++++ Record set ++++

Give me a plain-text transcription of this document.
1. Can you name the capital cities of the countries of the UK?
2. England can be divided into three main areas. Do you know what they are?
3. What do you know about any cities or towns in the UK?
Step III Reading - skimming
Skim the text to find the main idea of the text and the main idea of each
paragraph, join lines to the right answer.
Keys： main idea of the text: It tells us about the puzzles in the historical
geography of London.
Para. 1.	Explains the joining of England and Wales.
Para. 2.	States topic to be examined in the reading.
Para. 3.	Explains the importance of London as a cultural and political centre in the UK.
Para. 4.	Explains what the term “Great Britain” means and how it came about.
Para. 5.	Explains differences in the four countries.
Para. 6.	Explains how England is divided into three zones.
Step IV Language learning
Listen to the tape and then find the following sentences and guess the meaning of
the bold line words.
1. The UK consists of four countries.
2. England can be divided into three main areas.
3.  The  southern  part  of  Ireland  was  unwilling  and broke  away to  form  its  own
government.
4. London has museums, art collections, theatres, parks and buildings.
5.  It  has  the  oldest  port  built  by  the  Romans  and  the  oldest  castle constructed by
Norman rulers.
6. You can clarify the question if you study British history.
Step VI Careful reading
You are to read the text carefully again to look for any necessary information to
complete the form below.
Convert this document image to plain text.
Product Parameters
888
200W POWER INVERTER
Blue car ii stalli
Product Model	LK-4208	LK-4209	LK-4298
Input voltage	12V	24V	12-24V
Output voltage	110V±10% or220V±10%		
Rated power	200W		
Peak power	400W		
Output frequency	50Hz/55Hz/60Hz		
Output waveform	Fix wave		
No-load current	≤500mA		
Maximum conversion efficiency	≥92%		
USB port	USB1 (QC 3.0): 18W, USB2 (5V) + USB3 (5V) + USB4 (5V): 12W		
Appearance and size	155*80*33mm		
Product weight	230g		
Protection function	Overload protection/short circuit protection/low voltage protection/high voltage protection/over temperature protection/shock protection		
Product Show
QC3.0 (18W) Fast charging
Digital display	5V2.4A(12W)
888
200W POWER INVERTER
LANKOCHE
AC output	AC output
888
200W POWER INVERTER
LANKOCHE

++++

## Objective
Please reproduce each record precisely as written.

## Task output
Give me a plain-text transcription of this document.
1. Can you name the capital cities of the countries of the UK?
2. England can be divided into three main areas. Do you know what they are?
3. What do you know about any cities or towns in the UK?
Step III Reading - skimming
Skim the text to find the main idea of the text and the main idea of each
paragraph, join lines to the right answer.
Keys： main idea of the text: It tells us about the puzzles in the historical
geography of London.
Para. 1.	Explains the joining of England and Wales.
Para. 2.	States topic to be examined in the reading.
Para. 3.	Explains the importance of London as a cultural and political centre in the UK.
Para. 4.	Explains what the term “Great Britain” means and how it came about.
Para. 5.	Explains differences in the four countries.
Para. 6.	Explains how England is divided into three zones.
Step IV Language learning
Listen to the tape and then find the following sentences and guess the meaning of
the bold line words.
1. The UK consists of four countries.
2. England can be divided into three main areas.
3.  The  southern  part  of  Ireland  was  unwilling  and broke  away to  form  its  own
government.
4. London has museums, art collections, theatres, parks and buildings.
5.  It  has  the  oldest  port  built  by  the  Romans  and  the  oldest  castle constructed by
Norman rulers.
6. You can clarify the question if you study British history.
Step VI Careful reading
You are to read the text carefully again to look for any necessary information to
complete the form below.
Convert this document image to plain text.
Product Parameters
888
200W POWER INVERTER
Blue car ii stalli
Product Model	LK-4208	LK-4209	LK-4298
Input voltage	12V	24V	12-24V
Output voltage	110V±10% or220V±10%		
Rated power	200W		
Peak power	400W		
Output frequency	50Hz/55Hz/60Hz		
Output waveform	Fix wave		
No-load current	≤500mA		
Maximum conversion efficiency	≥92%		
USB port	USB1 (QC 3.0): 18W, USB2 (5V) + USB3 (5V) + USB4 (5V): 12W		
Appearance and size	155*80*33mm		
Product weight	230g		
Protection function	Overload protection/short circuit protection/low voltage protection/high voltage protection/over temperature protection/shock protection		
Product Show
QC3.0 (18W) Fast charging
Digital display	5V2.4A(12W)
888
200W POWER INVERTER
LANKOCHE
AC output	AC output
888
200W POWER INVERTER
LANKOCHE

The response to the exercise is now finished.